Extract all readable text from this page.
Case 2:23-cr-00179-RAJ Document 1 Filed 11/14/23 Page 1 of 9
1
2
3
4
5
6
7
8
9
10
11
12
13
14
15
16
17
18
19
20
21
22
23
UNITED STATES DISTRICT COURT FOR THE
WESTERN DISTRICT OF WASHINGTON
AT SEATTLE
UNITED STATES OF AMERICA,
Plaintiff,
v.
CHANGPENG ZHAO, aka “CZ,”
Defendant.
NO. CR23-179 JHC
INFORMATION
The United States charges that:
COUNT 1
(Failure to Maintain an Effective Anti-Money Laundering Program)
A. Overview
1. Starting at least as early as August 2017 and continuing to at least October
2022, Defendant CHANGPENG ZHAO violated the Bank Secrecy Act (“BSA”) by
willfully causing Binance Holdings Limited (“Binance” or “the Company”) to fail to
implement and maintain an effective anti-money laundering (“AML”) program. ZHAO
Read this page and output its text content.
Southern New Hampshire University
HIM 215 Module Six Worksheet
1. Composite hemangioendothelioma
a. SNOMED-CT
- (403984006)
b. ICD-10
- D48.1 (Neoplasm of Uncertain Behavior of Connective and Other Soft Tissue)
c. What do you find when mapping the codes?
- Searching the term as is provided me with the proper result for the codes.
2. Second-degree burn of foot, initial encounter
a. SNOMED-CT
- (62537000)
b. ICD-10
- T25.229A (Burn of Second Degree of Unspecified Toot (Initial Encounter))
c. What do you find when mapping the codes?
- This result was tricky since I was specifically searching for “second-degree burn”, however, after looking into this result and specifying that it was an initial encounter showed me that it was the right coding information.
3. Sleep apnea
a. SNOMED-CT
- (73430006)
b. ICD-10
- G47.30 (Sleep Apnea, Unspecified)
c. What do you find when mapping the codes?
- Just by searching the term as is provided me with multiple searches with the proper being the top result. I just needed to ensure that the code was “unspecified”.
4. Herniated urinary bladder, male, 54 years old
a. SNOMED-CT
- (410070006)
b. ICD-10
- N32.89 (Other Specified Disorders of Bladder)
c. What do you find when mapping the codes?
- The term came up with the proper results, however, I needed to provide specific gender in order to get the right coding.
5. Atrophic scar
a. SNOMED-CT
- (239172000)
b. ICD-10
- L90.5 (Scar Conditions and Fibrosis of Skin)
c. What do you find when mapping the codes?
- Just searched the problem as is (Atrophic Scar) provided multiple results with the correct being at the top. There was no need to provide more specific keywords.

:: What this task involves ::
Where a line in the entries holds "multiple", copy that line.

:: Response to the task ::
- Just by searching the term as is provided me with multiple searches with the proper being the top result. I just needed to ensure that the code was “unspecified”.
- Just searched the problem as is (Atrophic Scar) provided multiple results with the correct being at the top. There was no need to provide more specific keywords.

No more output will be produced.